### WORK TO BE COMPLETED
Copy out all the data, word for word.

(Source records)
__________________________________________________
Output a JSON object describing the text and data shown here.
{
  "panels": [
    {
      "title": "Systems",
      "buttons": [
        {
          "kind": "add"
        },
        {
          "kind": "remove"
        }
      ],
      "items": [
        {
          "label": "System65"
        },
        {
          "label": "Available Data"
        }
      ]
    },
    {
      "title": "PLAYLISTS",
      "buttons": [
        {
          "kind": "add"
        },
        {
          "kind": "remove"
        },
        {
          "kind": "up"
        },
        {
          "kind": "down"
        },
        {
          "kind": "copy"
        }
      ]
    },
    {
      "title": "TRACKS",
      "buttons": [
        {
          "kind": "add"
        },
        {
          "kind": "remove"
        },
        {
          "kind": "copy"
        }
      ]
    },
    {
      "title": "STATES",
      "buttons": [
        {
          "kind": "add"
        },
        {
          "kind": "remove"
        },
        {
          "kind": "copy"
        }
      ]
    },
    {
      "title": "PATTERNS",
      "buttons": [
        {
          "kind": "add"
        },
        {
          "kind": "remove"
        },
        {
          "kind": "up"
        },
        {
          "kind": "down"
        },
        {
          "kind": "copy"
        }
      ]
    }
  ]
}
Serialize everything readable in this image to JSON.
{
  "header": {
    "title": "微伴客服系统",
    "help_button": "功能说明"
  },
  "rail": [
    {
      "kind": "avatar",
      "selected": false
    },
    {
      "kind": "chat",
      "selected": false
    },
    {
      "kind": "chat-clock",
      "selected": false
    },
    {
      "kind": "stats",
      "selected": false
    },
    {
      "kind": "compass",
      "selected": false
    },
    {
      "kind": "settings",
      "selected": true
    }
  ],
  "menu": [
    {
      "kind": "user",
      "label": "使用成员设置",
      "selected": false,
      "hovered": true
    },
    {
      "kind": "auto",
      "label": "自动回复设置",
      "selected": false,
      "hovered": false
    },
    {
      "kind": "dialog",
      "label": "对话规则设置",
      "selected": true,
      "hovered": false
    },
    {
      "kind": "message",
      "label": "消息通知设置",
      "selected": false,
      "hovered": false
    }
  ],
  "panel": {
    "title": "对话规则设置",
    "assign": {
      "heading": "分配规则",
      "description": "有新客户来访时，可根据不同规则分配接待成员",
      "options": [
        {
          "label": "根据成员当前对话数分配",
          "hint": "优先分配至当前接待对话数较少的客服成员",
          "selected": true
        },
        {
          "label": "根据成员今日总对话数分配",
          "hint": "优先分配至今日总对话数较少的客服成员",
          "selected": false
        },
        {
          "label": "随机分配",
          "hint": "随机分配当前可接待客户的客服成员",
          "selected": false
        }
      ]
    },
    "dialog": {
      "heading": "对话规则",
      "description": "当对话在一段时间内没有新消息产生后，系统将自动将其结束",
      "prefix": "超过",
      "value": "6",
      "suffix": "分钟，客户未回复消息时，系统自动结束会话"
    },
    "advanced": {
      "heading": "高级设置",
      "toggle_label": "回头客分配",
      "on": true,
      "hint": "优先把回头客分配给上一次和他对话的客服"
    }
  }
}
__________________________________________________
### WRITTEN RESPONSE
Output a JSON object describing the text and data shown here.
{
  "panels": [
    {
      "title": "Systems",
      "buttons": [
        {
          "kind": "add"
        },
        {
          "kind": "remove"
        }
      ],
      "items": [
        {
          "label": "System65"
        },
        {
          "label": "Available Data"
        }
      ]
    },
    {
      "title": "PLAYLISTS",
      "buttons": [
        {
          "kind": "add"
        },
        {
          "kind": "remove"
        },
        {
          "kind": "up"
        },
        {
          "kind": "down"
        },
        {
          "kind": "copy"
        }
      ]
    },
    {
      "title": "TRACKS",
      "buttons": [
        {
          "kind": "add"
        },
        {
          "kind": "remove"
        },
        {
          "kind": "copy"
        }
      ]
    },
    {
      "title": "STATES",
      "buttons": [
        {
          "kind": "add"
        },
        {
          "kind": "remove"
        },
        {
          "kind": "copy"
        }
      ]
    },
    {
      "title": "PATTERNS",
      "buttons": [
        {
          "kind": "add"
        },
        {
          "kind": "remove"
        },
        {
          "kind": "up"
        },
        {
          "kind": "down"
        },
        {
          "kind": "copy"
        }
      ]
    }
  ]
}
Serialize everything readable in this image to JSON.
{
  "header": {
    "title": "微伴客服系统",
    "help_button": "功能说明"
  },
  "rail": [
    {
      "kind": "avatar",
      "selected": false
    },
    {
      "kind": "chat",
      "selected": false
    },
    {
      "kind": "chat-clock",
      "selected": false
    },
    {
      "kind": "stats",
      "selected": false
    },
    {
      "kind": "compass",
      "selected": false
    },
    {
      "kind": "settings",
      "selected": true
    }
  ],
  "menu": [
    {
      "kind": "user",
      "label": "使用成员设置",
      "selected": false,
      "hovered": true
    },
    {
      "kind": "auto",
      "label": "自动回复设置",
      "selected": false,
      "hovered": false
    },
    {
      "kind": "dialog",
      "label": "对话规则设置",
      "selected": true,
      "hovered": false
    },
    {
      "kind": "message",
      "label": "消息通知设置",
      "selected": false,
      "hovered": false
    }
  ],
  "panel": {
    "title": "对话规则设置",
    "assign": {
      "heading": "分配规则",
      "description": "有新客户来访时，可根据不同规则分配接待成员",
      "options": [
        {
          "label": "根据成员当前对话数分配",
          "hint": "优先分配至当前接待对话数较少的客服成员",
          "selected": true
        },
        {
          "label": "根据成员今日总对话数分配",
          "hint": "优先分配至今日总对话数较少的客服成员",
          "selected": false
        },
        {
          "label": "随机分配",
          "hint": "随机分配当前可接待客户的客服成员",
          "selected": false
        }
      ]
    },
    "dialog": {
      "heading": "对话规则",
      "description": "当对话在一段时间内没有新消息产生后，系统将自动将其结束",
      "prefix": "超过",
      "value": "6",
      "suffix": "分钟，客户未回复消息时，系统自动结束会话"
    },
    "advanced": {
      "heading": "高级设置",
      "toggle_label": "回头客分配",
      "on": true,
      "hint": "优先把回头客分配给上一次和他对话的客服"
    }
  }
}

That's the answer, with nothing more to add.